- [WHAT IS ASKED] Extract all of the entries and give them again, word for word.

[Part of a data file]
>> Begin
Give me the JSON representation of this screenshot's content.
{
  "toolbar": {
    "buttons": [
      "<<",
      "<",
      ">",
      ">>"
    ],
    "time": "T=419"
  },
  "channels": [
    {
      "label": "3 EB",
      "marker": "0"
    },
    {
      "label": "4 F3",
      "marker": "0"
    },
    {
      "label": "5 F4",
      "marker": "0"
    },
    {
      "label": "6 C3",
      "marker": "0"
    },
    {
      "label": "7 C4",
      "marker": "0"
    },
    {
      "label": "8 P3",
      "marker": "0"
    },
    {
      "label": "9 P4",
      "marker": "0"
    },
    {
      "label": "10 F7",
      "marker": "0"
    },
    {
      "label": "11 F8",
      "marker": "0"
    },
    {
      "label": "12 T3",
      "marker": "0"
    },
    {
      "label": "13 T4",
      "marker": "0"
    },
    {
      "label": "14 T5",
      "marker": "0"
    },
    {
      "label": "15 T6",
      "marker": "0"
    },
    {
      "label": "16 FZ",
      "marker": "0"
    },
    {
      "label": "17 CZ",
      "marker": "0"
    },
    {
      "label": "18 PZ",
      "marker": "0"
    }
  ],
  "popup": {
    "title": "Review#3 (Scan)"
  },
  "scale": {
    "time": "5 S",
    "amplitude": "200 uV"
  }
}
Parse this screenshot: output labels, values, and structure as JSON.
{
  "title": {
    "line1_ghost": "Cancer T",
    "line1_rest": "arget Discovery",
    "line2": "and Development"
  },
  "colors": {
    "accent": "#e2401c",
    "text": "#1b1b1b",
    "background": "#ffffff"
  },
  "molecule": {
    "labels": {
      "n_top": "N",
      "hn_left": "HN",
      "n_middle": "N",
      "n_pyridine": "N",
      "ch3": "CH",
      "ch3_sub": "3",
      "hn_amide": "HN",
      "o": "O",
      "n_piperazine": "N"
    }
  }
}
>> End
- [TASK RESPONSE]
Give me the JSON representation of this screenshot's content.
{
  "toolbar": {
    "buttons": [
      "<<",
      "<",
      ">",
      ">>"
    ],
    "time": "T=419"
  },
  "channels": [
    {
      "label": "3 EB",
      "marker": "0"
    },
    {
      "label": "4 F3",
      "marker": "0"
    },
    {
      "label": "5 F4",
      "marker": "0"
    },
    {
      "label": "6 C3",
      "marker": "0"
    },
    {
      "label": "7 C4",
      "marker": "0"
    },
    {
      "label": "8 P3",
      "marker": "0"
    },
    {
      "label": "9 P4",
      "marker": "0"
    },
    {
      "label": "10 F7",
      "marker": "0"
    },
    {
      "label": "11 F8",
      "marker": "0"
    },
    {
      "label": "12 T3",
      "marker": "0"
    },
    {
      "label": "13 T4",
      "marker": "0"
    },
    {
      "label": "14 T5",
      "marker": "0"
    },
    {
      "label": "15 T6",
      "marker": "0"
    },
    {
      "label": "16 FZ",
      "marker": "0"
    },
    {
      "label": "17 CZ",
      "marker": "0"
    },
    {
      "label": "18 PZ",
      "marker": "0"
    }
  ],
  "popup": {
    "title": "Review#3 (Scan)"
  },
  "scale": {
    "time": "5 S",
    "amplitude": "200 uV"
  }
}
Parse this screenshot: output labels, values, and structure as JSON.
{
  "title": {
    "line1_ghost": "Cancer T",
    "line1_rest": "arget Discovery",
    "line2": "and Development"
  },
  "colors": {
    "accent": "#e2401c",
    "text": "#1b1b1b",
    "background": "#ffffff"
  },
  "molecule": {
    "labels": {
      "n_top": "N",
      "hn_left": "HN",
      "n_middle": "N",
      "n_pyridine": "N",
      "ch3": "CH",
      "ch3_sub": "3",
      "hn_amide": "HN",
      "o": "O",
      "n_piperazine": "N"
    }
  }
}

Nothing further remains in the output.